Pick out each line with the word "portfolio" from the material that follows.
++++ GIVEN RECORDS
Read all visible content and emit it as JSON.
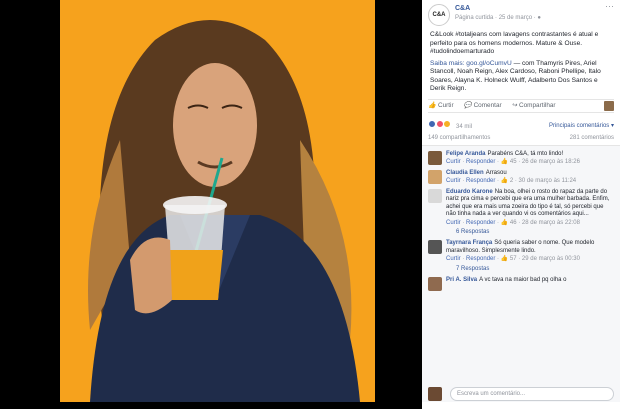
{
  "page": {
    "name": "C&A",
    "logo": "C&A",
    "meta": "Página curtida · 25 de março · ",
    "more": "···"
  },
  "post": {
    "p1": "C&Look #totaljeans com lavagens contrastantes é atual e perfeito para os homens modernos. Mature & Ouse. #tudolindoemarturado",
    "p2_link": "Saiba mais: goo.gl/oCumvU",
    "p2_rest": " — com Thamyris Pires, Ariel Stancoll, Noah Reign, Alex Cardoso, Raboni Phellipe, Italo Soares, Alayna K. Holneck Wulff, Adalberto Dos Santos e Derik Reign."
  },
  "actions": {
    "like": "Curtir",
    "comment": "Comentar",
    "share": "Compartilhar"
  },
  "reactions": {
    "count": "34 mil",
    "sort": "Principais comentários ▾",
    "shares": "149 compartilhamentos",
    "comments": "281 comentários"
  },
  "comments": [
    {
      "name": "Felipe Aranda",
      "text": "Parabéns C&A, tá mto lindo!",
      "actions": [
        "Curtir",
        "Responder"
      ],
      "likes": "45",
      "date": "26 de março às 18:26"
    },
    {
      "name": "Claudia Ellen",
      "text": "Arrasou",
      "actions": [
        "Curtir",
        "Responder"
      ],
      "likes": "2",
      "date": "30 de março às 11:24"
    },
    {
      "name": "Eduardo Karone",
      "text": "Na boa, olhei o rosto do rapaz da parte do nariz pra cima e percebi que era uma mulher barbada. Enfim, achei que era mais uma zoeira do tipo é tal, só percebi que não tinha nada a ver quando vi os comentários aqui...",
      "actions": [
        "Curtir",
        "Responder"
      ],
      "likes": "46",
      "date": "28 de março às 22:08",
      "replies": "6 Respostas"
    },
    {
      "name": "Tayrnara França",
      "text": "Só queria saber o nome. Que modelo maravilhoso. Simplesmente lindo.",
      "actions": [
        "Curtir",
        "Responder"
      ],
      "likes": "57",
      "date": "29 de março às 00:30",
      "replies": "7 Respostas"
    },
    {
      "name": "Pri A. Silva",
      "text": "A vc tava na maior bad pq olha o",
      "actions": [],
      "likes": "",
      "date": ""
    }
  ],
  "input": {
    "placeholder": "Escreva um comentário..."
  },
  "colors": {
    "photo_bg": "#f7a51c",
    "link": "#365899",
    "like": "#4267b2"
  }
}
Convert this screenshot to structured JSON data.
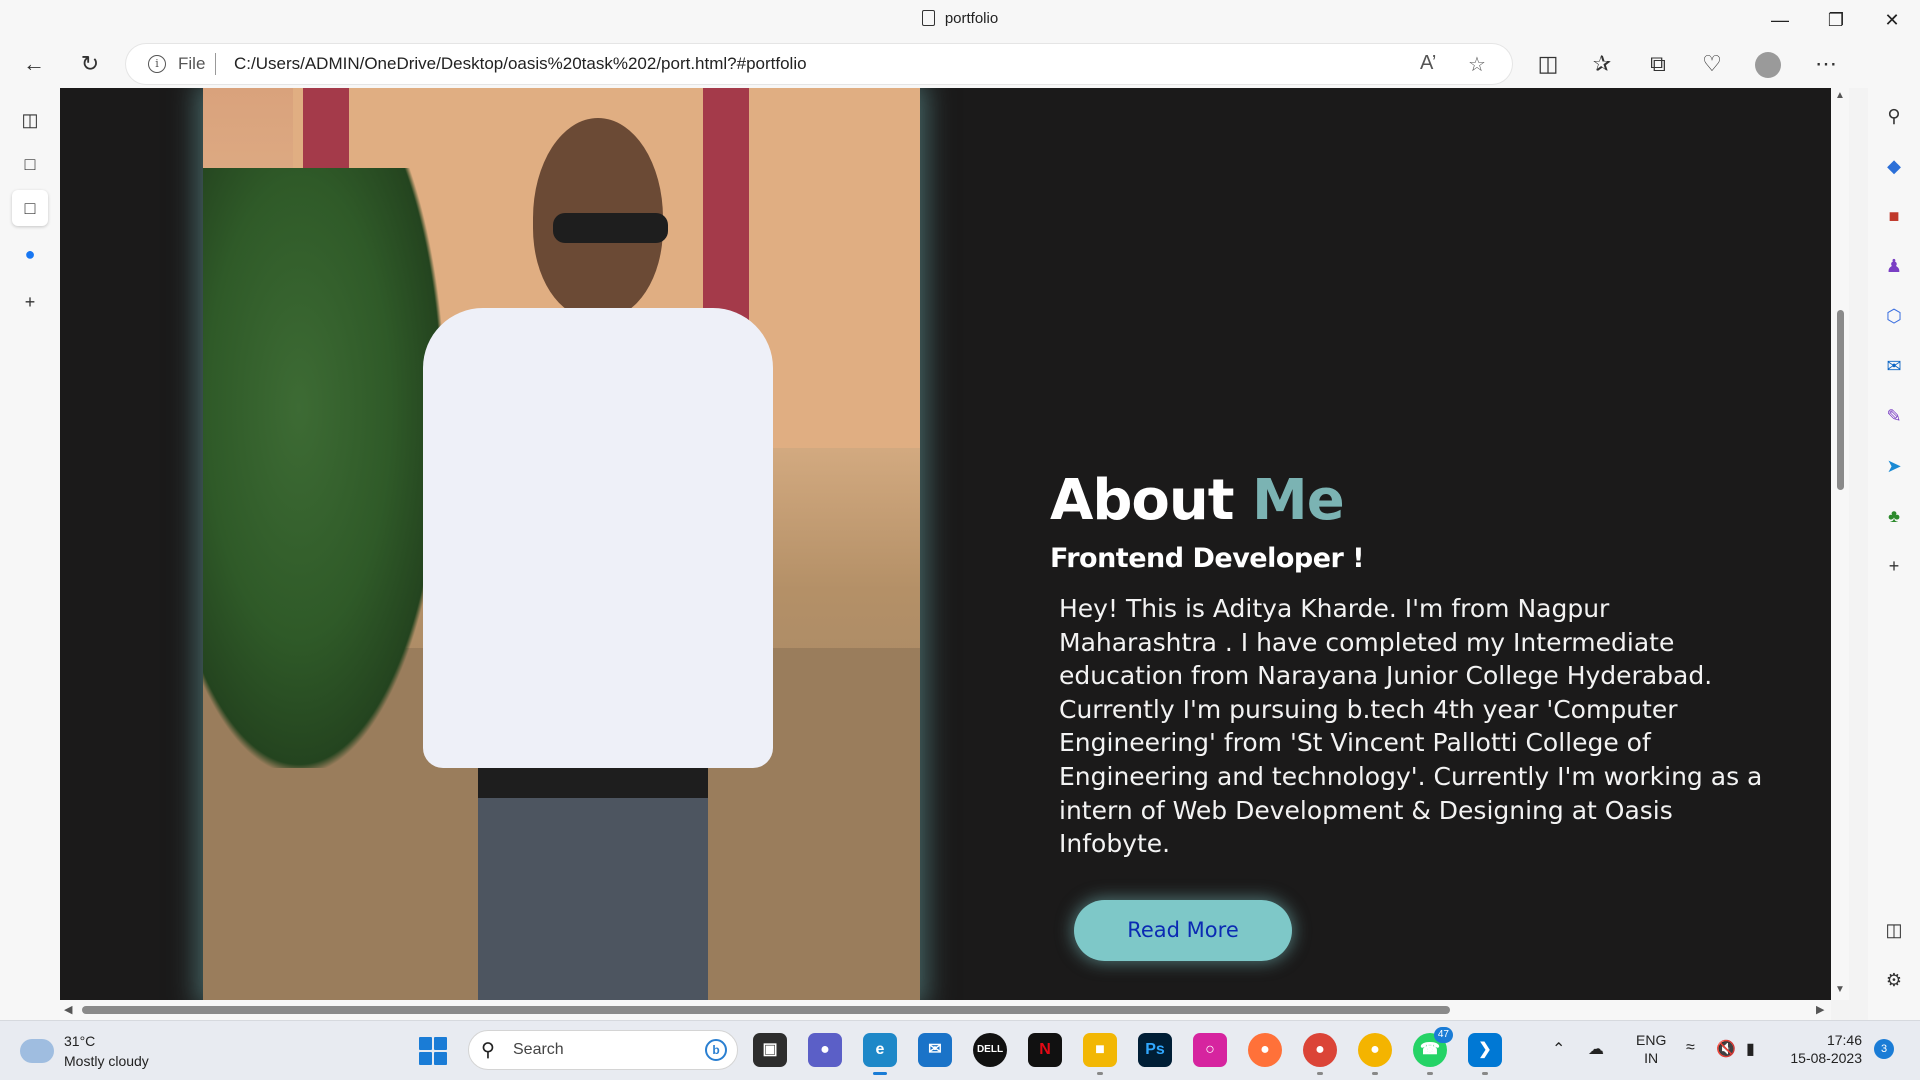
{
  "window": {
    "title": "portfolio"
  },
  "toolbar": {
    "file_label": "File",
    "url": "C:/Users/ADMIN/OneDrive/Desktop/oasis%20task%202/port.html?#portfolio"
  },
  "page": {
    "heading_part1": "About",
    "heading_part2": "Me",
    "subheading": "Frontend Developer !",
    "bio": "Hey! This is Aditya Kharde. I'm from Nagpur Maharashtra . I have completed my Intermediate education from Narayana Junior College Hyderabad. Currently I'm pursuing b.tech 4th year 'Computer Engineering' from 'St Vincent Pallotti College of Engineering and technology'. Currently I'm working as a intern of Web Development & Designing at Oasis Infobyte.",
    "button_label": "Read More",
    "accent_color": "#7bb3b3",
    "button_color": "#7ec8c8"
  },
  "taskbar": {
    "weather_temp": "31°C",
    "weather_desc": "Mostly cloudy",
    "search_placeholder": "Search",
    "whatsapp_badge": "47",
    "lang_line1": "ENG",
    "lang_line2": "IN",
    "time": "17:46",
    "date": "15-08-2023",
    "notifications": "3"
  }
}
++++++++
* OUTPUT FOR THIS TASK:
    "title": "portfolio"
    "url": "C:/Users/ADMIN/OneDrive/Desktop/oasis%20task%202/port.html?#portfolio"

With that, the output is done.